▶ [PROBLEM TO SOLVE]
Don't copy the pictures; return every other part of the records exactly.

▶ [INPUT ROWS]
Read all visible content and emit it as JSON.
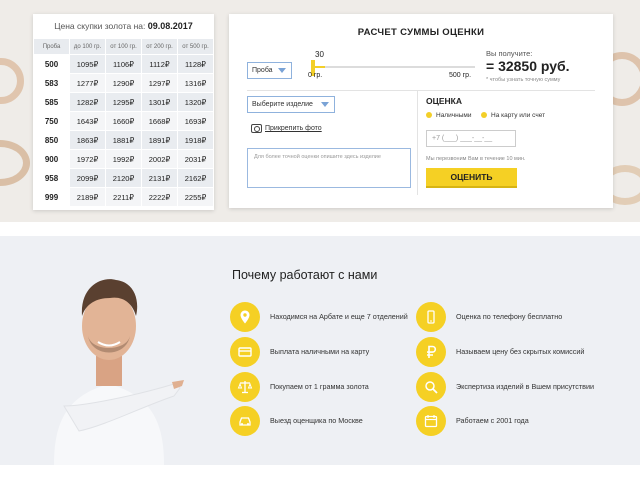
{
  "price_table": {
    "heading_prefix": "Цена скупки золота на:",
    "date": "09.08.2017",
    "columns": [
      "Проба",
      "до 100 гр.",
      "от 100 гр.",
      "от 200 гр.",
      "от 500 гр."
    ],
    "rows": [
      [
        "500",
        "1095₽",
        "1106₽",
        "1112₽",
        "1128₽"
      ],
      [
        "583",
        "1277₽",
        "1290₽",
        "1297₽",
        "1316₽"
      ],
      [
        "585",
        "1282₽",
        "1295₽",
        "1301₽",
        "1320₽"
      ],
      [
        "750",
        "1643₽",
        "1660₽",
        "1668₽",
        "1693₽"
      ],
      [
        "850",
        "1863₽",
        "1881₽",
        "1891₽",
        "1918₽"
      ],
      [
        "900",
        "1972₽",
        "1992₽",
        "2002₽",
        "2031₽"
      ],
      [
        "958",
        "2099₽",
        "2120₽",
        "2131₽",
        "2162₽"
      ],
      [
        "999",
        "2189₽",
        "2211₽",
        "2222₽",
        "2255₽"
      ]
    ]
  },
  "calculator": {
    "title": "РАСЧЕТ СУММЫ ОЦЕНКИ",
    "probe_select": "Проба",
    "slider_value": "30",
    "slider_min": "0 гр.",
    "slider_max": "500 гр.",
    "slider_fraction": 0.06,
    "you_get_label": "Вы получите:",
    "sum": "= 32850 руб.",
    "sum_note": "* чтобы узнать точную сумму",
    "item_select": "Выберите изделие",
    "photo_link": "Прикрепить фото",
    "textarea_placeholder": "Для более точной оценки опишите здесь изделие",
    "estimate_title": "ОЦЕНКА",
    "radio_cash": "Наличными",
    "radio_card": "На карту или счет",
    "phone_placeholder": "+7 (___) ___-__-__",
    "callback_note": "Мы перезвоним Вам в течение 10 мин.",
    "submit_label": "ОЦЕНИТЬ"
  },
  "why": {
    "title": "Почему работают с нами",
    "features_left": [
      {
        "icon": "location-pin-icon",
        "text": "Находимся на Арбате и еще 7 отделений"
      },
      {
        "icon": "credit-card-icon",
        "text": "Выплата наличными на карту"
      },
      {
        "icon": "scales-icon",
        "text": "Покупаем от 1 грамма золота"
      },
      {
        "icon": "car-icon",
        "text": "Выезд оценщика по Москве"
      }
    ],
    "features_right": [
      {
        "icon": "smartphone-icon",
        "text": "Оценка по телефону бесплатно"
      },
      {
        "icon": "ruble-icon",
        "text": "Называем цену без скрытых комиссий"
      },
      {
        "icon": "magnifier-icon",
        "text": "Экспертиза изделий в Вшем присутствии"
      },
      {
        "icon": "calendar-icon",
        "text": "Работаем с 2001 года"
      }
    ]
  },
  "colors": {
    "accent": "#f5d024",
    "input_border": "#8fb2dd",
    "section_bg": "#eef0f4"
  }
}
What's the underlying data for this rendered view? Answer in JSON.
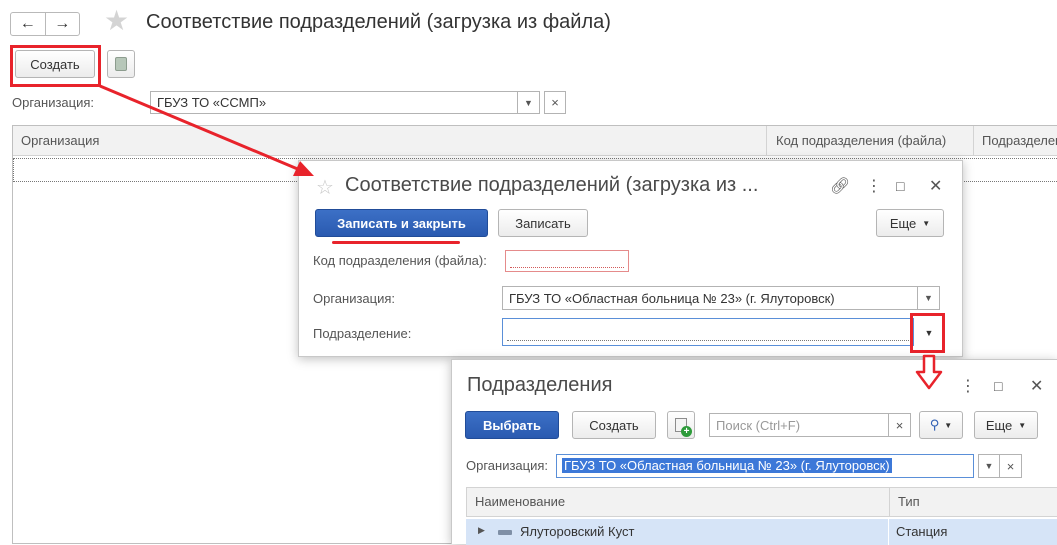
{
  "main": {
    "title": "Соответствие подразделений (загрузка из файла)",
    "nav": {
      "back_icon": "arrow-left",
      "forward_icon": "arrow-right",
      "favorite_icon": "star"
    },
    "toolbar": {
      "create_label": "Создать"
    },
    "filter": {
      "label": "Организация:",
      "value": "ГБУЗ ТО «ССМП»"
    },
    "table": {
      "columns": [
        "Организация",
        "Код подразделения (файла)",
        "Подразделение"
      ]
    }
  },
  "dialog1": {
    "title": "Соответствие подразделений (загрузка из ...",
    "save_close_label": "Записать и закрыть",
    "save_label": "Записать",
    "more_label": "Еще",
    "fields": {
      "code_label": "Код подразделения (файла):",
      "code_value": "",
      "org_label": "Организация:",
      "org_value": "ГБУЗ ТО «Областная больница № 23» (г. Ялуторовск)",
      "subdivision_label": "Подразделение:",
      "subdivision_value": ""
    }
  },
  "dialog2": {
    "title": "Подразделения",
    "choose_label": "Выбрать",
    "create_label": "Создать",
    "search_placeholder": "Поиск (Ctrl+F)",
    "more_label": "Еще",
    "org_label": "Организация:",
    "org_value": "ГБУЗ ТО «Областная больница № 23» (г. Ялуторовск)",
    "columns": [
      "Наименование",
      "Тип"
    ],
    "rows": [
      {
        "name": "Ялуторовский Куст",
        "type": "Станция"
      }
    ]
  },
  "annotation_color": "#e8232b",
  "accent_color": "#2f5fb3"
}
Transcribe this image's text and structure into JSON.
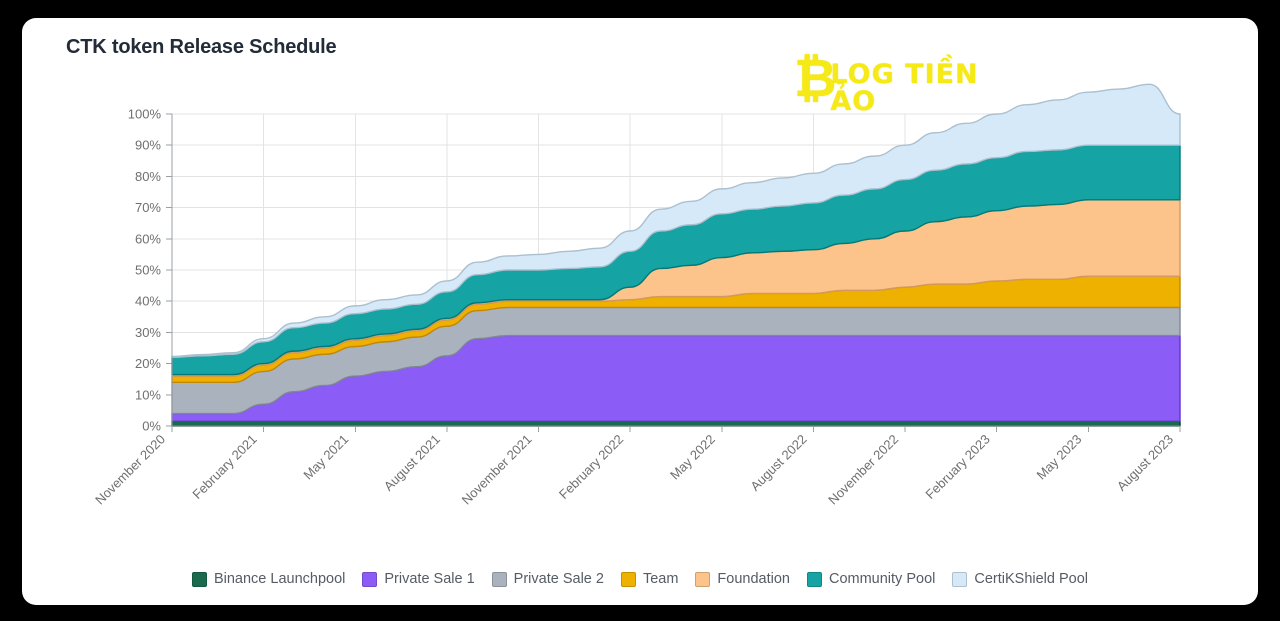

▶ [COMPLETE RESPONSE]
Read all visible content and emit it as JSON.
{
  "price_table": {
    "heading_prefix": "Цена скупки золота на:",
    "date": "09.08.2017",
    "columns": [
      "Проба",
      "до 100 гр.",
      "от 100 гр.",
      "от 200 гр.",
      "от 500 гр."
    ],
    "rows": [
      [
        "500",
        "1095₽",
        "1106₽",
        "1112₽",
        "1128₽"
      ],
      [
        "583",
        "1277₽",
        "1290₽",
        "1297₽",
        "1316₽"
      ],
      [
        "585",
        "1282₽",
        "1295₽",
        "1301₽",
        "1320₽"
      ],
      [
        "750",
        "1643₽",
        "1660₽",
        "1668₽",
        "1693₽"
      ],
      [
        "850",
        "1863₽",
        "1881₽",
        "1891₽",
        "1918₽"
      ],
      [
        "900",
        "1972₽",
        "1992₽",
        "2002₽",
        "2031₽"
      ],
      [
        "958",
        "2099₽",
        "2120₽",
        "2131₽",
        "2162₽"
      ],
      [
        "999",
        "2189₽",
        "2211₽",
        "2222₽",
        "2255₽"
      ]
    ]
  },
  "calculator": {
    "title": "РАСЧЕТ СУММЫ ОЦЕНКИ",
    "probe_select": "Проба",
    "slider_value": "30",
    "slider_min": "0 гр.",
    "slider_max": "500 гр.",
    "slider_fraction": 0.06,
    "you_get_label": "Вы получите:",
    "sum": "= 32850 руб.",
    "sum_note": "* чтобы узнать точную сумму",
    "item_select": "Выберите изделие",
    "photo_link": "Прикрепить фото",
    "textarea_placeholder": "Для более точной оценки опишите здесь изделие",
    "estimate_title": "ОЦЕНКА",
    "radio_cash": "Наличными",
    "radio_card": "На карту или счет",
    "phone_placeholder": "+7 (___) ___-__-__",
    "callback_note": "Мы перезвоним Вам в течение 10 мин.",
    "submit_label": "ОЦЕНИТЬ"
  },
  "why": {
    "title": "Почему работают с нами",
    "features_left": [
      {
        "icon": "location-pin-icon",
        "text": "Находимся на Арбате и еще 7 отделений"
      },
      {
        "icon": "credit-card-icon",
        "text": "Выплата наличными на карту"
      },
      {
        "icon": "scales-icon",
        "text": "Покупаем от 1 грамма золота"
      },
      {
        "icon": "car-icon",
        "text": "Выезд оценщика по Москве"
      }
    ],
    "features_right": [
      {
        "icon": "smartphone-icon",
        "text": "Оценка по телефону бесплатно"
      },
      {
        "icon": "ruble-icon",
        "text": "Называем цену без скрытых комиссий"
      },
      {
        "icon": "magnifier-icon",
        "text": "Экспертиза изделий в Вшем присутствии"
      },
      {
        "icon": "calendar-icon",
        "text": "Работаем с 2001 года"
      }
    ]
  },
  "colors": {
    "accent": "#f5d024",
    "input_border": "#8fb2dd",
    "section_bg": "#eef0f4"
  }
}
What's the underlying data for this rendered view? Answer in JSON.
{
  "main": {
    "title": "Соответствие подразделений (загрузка из файла)",
    "nav": {
      "back_icon": "arrow-left",
      "forward_icon": "arrow-right",
      "favorite_icon": "star"
    },
    "toolbar": {
      "create_label": "Создать"
    },
    "filter": {
      "label": "Организация:",
      "value": "ГБУЗ ТО «ССМП»"
    },
    "table": {
      "columns": [
        "Организация",
        "Код подразделения (файла)",
        "Подразделение"
      ]
    }
  },
  "dialog1": {
    "title": "Соответствие подразделений (загрузка из ...",
    "save_close_label": "Записать и закрыть",
    "save_label": "Записать",
    "more_label": "Еще",
    "fields": {
      "code_label": "Код подразделения (файла):",
      "code_value": "",
      "org_label": "Организация:",
      "org_value": "ГБУЗ ТО «Областная больница № 23» (г. Ялуторовск)",
      "subdivision_label": "Подразделение:",
      "subdivision_value": ""
    }
  },
  "dialog2": {
    "title": "Подразделения",
    "choose_label": "Выбрать",
    "create_label": "Создать",
    "search_placeholder": "Поиск (Ctrl+F)",
    "more_label": "Еще",
    "org_label": "Организация:",
    "org_value": "ГБУЗ ТО «Областная больница № 23» (г. Ялуторовск)",
    "columns": [
      "Наименование",
      "Тип"
    ],
    "rows": [
      {
        "name": "Ялуторовский Куст",
        "type": "Станция"
      }
    ]
  },
  "annotation_color": "#e8232b",
  "accent_color": "#2f5fb3"
}
Transcribe this image's text and structure into JSON.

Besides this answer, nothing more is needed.